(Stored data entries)

* * *

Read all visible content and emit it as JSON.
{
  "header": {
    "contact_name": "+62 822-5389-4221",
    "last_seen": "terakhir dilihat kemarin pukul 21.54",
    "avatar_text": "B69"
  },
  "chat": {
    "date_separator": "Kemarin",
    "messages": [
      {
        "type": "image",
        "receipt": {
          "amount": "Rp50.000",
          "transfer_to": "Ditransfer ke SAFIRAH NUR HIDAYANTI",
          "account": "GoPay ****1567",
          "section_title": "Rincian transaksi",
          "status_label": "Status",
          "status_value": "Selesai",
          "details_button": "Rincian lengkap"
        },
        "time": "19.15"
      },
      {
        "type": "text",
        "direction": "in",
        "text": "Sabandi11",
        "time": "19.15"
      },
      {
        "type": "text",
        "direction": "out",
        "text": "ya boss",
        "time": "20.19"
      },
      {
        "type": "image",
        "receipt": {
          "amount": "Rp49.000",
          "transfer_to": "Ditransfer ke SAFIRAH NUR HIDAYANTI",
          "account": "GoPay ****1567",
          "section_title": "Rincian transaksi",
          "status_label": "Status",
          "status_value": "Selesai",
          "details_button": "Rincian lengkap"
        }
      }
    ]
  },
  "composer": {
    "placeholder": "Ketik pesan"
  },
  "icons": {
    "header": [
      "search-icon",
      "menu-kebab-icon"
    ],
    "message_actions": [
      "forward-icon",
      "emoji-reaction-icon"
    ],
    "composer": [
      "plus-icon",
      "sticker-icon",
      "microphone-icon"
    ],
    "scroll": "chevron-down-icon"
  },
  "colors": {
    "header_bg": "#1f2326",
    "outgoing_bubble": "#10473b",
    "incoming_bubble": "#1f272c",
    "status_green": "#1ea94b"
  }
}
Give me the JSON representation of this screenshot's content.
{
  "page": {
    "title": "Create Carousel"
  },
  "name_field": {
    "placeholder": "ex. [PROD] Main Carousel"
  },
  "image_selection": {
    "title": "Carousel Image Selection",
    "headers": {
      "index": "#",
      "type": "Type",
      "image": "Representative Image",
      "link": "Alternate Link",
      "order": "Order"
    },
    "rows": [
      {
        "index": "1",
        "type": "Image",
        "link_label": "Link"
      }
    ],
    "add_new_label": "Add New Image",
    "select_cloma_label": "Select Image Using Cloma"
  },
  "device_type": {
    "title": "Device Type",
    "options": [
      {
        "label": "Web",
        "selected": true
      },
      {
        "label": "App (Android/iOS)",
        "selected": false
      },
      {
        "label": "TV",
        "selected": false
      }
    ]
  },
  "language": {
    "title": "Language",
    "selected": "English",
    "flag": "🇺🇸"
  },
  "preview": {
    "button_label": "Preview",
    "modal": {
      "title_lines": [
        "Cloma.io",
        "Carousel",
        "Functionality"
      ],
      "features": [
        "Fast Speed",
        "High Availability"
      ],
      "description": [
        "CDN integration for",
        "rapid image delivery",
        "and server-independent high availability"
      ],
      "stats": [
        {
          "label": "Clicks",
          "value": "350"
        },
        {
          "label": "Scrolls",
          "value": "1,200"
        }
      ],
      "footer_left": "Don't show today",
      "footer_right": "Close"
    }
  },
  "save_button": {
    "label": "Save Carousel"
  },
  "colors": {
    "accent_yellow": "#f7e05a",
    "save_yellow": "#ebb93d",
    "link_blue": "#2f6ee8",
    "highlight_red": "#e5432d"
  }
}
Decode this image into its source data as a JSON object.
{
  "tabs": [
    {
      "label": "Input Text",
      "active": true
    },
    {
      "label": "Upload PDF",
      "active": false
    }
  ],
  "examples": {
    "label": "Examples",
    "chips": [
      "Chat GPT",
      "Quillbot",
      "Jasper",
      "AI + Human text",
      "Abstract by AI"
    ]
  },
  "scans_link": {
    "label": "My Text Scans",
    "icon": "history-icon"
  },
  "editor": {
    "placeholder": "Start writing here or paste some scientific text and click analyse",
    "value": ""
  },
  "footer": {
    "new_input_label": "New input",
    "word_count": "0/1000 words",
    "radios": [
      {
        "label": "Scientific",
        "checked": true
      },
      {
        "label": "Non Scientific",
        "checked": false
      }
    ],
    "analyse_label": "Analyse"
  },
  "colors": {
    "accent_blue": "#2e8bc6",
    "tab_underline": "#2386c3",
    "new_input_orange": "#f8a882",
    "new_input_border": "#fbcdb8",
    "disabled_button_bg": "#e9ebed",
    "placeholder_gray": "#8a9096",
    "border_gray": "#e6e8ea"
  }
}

* * *

Exercise brief
Repeat each of the entries above precisely as given.

Correct response
Read all visible content and emit it as JSON.
{
  "header": {
    "contact_name": "+62 822-5389-4221",
    "last_seen": "terakhir dilihat kemarin pukul 21.54",
    "avatar_text": "B69"
  },
  "chat": {
    "date_separator": "Kemarin",
    "messages": [
      {
        "type": "image",
        "receipt": {
          "amount": "Rp50.000",
          "transfer_to": "Ditransfer ke SAFIRAH NUR HIDAYANTI",
          "account": "GoPay ****1567",
          "section_title": "Rincian transaksi",
          "status_label": "Status",
          "status_value": "Selesai",
          "details_button": "Rincian lengkap"
        },
        "time": "19.15"
      },
      {
        "type": "text",
        "direction": "in",
        "text": "Sabandi11",
        "time": "19.15"
      },
      {
        "type": "text",
        "direction": "out",
        "text": "ya boss",
        "time": "20.19"
      },
      {
        "type": "image",
        "receipt": {
          "amount": "Rp49.000",
          "transfer_to": "Ditransfer ke SAFIRAH NUR HIDAYANTI",
          "account": "GoPay ****1567",
          "section_title": "Rincian transaksi",
          "status_label": "Status",
          "status_value": "Selesai",
          "details_button": "Rincian lengkap"
        }
      }
    ]
  },
  "composer": {
    "placeholder": "Ketik pesan"
  },
  "icons": {
    "header": [
      "search-icon",
      "menu-kebab-icon"
    ],
    "message_actions": [
      "forward-icon",
      "emoji-reaction-icon"
    ],
    "composer": [
      "plus-icon",
      "sticker-icon",
      "microphone-icon"
    ],
    "scroll": "chevron-down-icon"
  },
  "colors": {
    "header_bg": "#1f2326",
    "outgoing_bubble": "#10473b",
    "incoming_bubble": "#1f272c",
    "status_green": "#1ea94b"
  }
}
Give me the JSON representation of this screenshot's content.
{
  "page": {
    "title": "Create Carousel"
  },
  "name_field": {
    "placeholder": "ex. [PROD] Main Carousel"
  },
  "image_selection": {
    "title": "Carousel Image Selection",
    "headers": {
      "index": "#",
      "type": "Type",
      "image": "Representative Image",
      "link": "Alternate Link",
      "order": "Order"
    },
    "rows": [
      {
        "index": "1",
        "type": "Image",
        "link_label": "Link"
      }
    ],
    "add_new_label": "Add New Image",
    "select_cloma_label": "Select Image Using Cloma"
  },
  "device_type": {
    "title": "Device Type",
    "options": [
      {
        "label": "Web",
        "selected": true
      },
      {
        "label": "App (Android/iOS)",
        "selected": false
      },
      {
        "label": "TV",
        "selected": false
      }
    ]
  },
  "language": {
    "title": "Language",
    "selected": "English",
    "flag": "🇺🇸"
  },
  "preview": {
    "button_label": "Preview",
    "modal": {
      "title_lines": [
        "Cloma.io",
        "Carousel",
        "Functionality"
      ],
      "features": [
        "Fast Speed",
        "High Availability"
      ],
      "description": [
        "CDN integration for",
        "rapid image delivery",
        "and server-independent high availability"
      ],
      "stats": [
        {
          "label": "Clicks",
          "value": "350"
        },
        {
          "label": "Scrolls",
          "value": "1,200"
        }
      ],
      "footer_left": "Don't show today",
      "footer_right": "Close"
    }
  },
  "save_button": {
    "label": "Save Carousel"
  },
  "colors": {
    "accent_yellow": "#f7e05a",
    "save_yellow": "#ebb93d",
    "link_blue": "#2f6ee8",
    "highlight_red": "#e5432d"
  }
}
Decode this image into its source data as a JSON object.
{
  "tabs": [
    {
      "label": "Input Text",
      "active": true
    },
    {
      "label": "Upload PDF",
      "active": false
    }
  ],
  "examples": {
    "label": "Examples",
    "chips": [
      "Chat GPT",
      "Quillbot",
      "Jasper",
      "AI + Human text",
      "Abstract by AI"
    ]
  },
  "scans_link": {
    "label": "My Text Scans",
    "icon": "history-icon"
  },
  "editor": {
    "placeholder": "Start writing here or paste some scientific text and click analyse",
    "value": ""
  },
  "footer": {
    "new_input_label": "New input",
    "word_count": "0/1000 words",
    "radios": [
      {
        "label": "Scientific",
        "checked": true
      },
      {
        "label": "Non Scientific",
        "checked": false
      }
    ],
    "analyse_label": "Analyse"
  },
  "colors": {
    "accent_blue": "#2e8bc6",
    "tab_underline": "#2386c3",
    "new_input_orange": "#f8a882",
    "new_input_border": "#fbcdb8",
    "disabled_button_bg": "#e9ebed",
    "placeholder_gray": "#8a9096",
    "border_gray": "#e6e8ea"
  }
}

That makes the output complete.